__Exercise requirements__.
Repeat every record below exactly as it appears.

__Data records__.
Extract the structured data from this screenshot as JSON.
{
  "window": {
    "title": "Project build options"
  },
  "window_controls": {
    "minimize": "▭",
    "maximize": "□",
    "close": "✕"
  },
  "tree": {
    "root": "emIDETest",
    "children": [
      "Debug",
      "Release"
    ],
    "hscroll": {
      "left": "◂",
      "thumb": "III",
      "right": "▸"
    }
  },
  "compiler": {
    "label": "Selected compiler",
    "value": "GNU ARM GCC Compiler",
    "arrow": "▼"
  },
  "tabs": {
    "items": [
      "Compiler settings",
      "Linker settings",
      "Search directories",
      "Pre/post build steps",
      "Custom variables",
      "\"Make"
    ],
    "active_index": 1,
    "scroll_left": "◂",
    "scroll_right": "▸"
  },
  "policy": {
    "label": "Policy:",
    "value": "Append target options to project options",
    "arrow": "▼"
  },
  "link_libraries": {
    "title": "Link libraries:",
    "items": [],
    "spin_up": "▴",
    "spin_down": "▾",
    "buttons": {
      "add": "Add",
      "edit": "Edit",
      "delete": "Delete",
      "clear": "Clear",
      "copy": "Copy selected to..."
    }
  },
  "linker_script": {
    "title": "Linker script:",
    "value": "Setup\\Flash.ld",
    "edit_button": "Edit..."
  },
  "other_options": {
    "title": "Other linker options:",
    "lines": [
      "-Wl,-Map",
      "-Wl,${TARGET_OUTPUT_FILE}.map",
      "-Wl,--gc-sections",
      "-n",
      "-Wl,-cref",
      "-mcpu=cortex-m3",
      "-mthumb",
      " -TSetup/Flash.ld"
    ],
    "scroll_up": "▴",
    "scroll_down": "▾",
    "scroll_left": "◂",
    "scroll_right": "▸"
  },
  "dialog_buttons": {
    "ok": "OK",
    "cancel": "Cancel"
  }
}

__Written solution__.
Extract the structured data from this screenshot as JSON.
{
  "window": {
    "title": "Project build options"
  },
  "window_controls": {
    "minimize": "▭",
    "maximize": "□",
    "close": "✕"
  },
  "tree": {
    "root": "emIDETest",
    "children": [
      "Debug",
      "Release"
    ],
    "hscroll": {
      "left": "◂",
      "thumb": "III",
      "right": "▸"
    }
  },
  "compiler": {
    "label": "Selected compiler",
    "value": "GNU ARM GCC Compiler",
    "arrow": "▼"
  },
  "tabs": {
    "items": [
      "Compiler settings",
      "Linker settings",
      "Search directories",
      "Pre/post build steps",
      "Custom variables",
      "\"Make"
    ],
    "active_index": 1,
    "scroll_left": "◂",
    "scroll_right": "▸"
  },
  "policy": {
    "label": "Policy:",
    "value": "Append target options to project options",
    "arrow": "▼"
  },
  "link_libraries": {
    "title": "Link libraries:",
    "items": [],
    "spin_up": "▴",
    "spin_down": "▾",
    "buttons": {
      "add": "Add",
      "edit": "Edit",
      "delete": "Delete",
      "clear": "Clear",
      "copy": "Copy selected to..."
    }
  },
  "linker_script": {
    "title": "Linker script:",
    "value": "Setup\\Flash.ld",
    "edit_button": "Edit..."
  },
  "other_options": {
    "title": "Other linker options:",
    "lines": [
      "-Wl,-Map",
      "-Wl,${TARGET_OUTPUT_FILE}.map",
      "-Wl,--gc-sections",
      "-n",
      "-Wl,-cref",
      "-mcpu=cortex-m3",
      "-mthumb",
      " -TSetup/Flash.ld"
    ],
    "scroll_up": "▴",
    "scroll_down": "▾",
    "scroll_left": "◂",
    "scroll_right": "▸"
  },
  "dialog_buttons": {
    "ok": "OK",
    "cancel": "Cancel"
  }
}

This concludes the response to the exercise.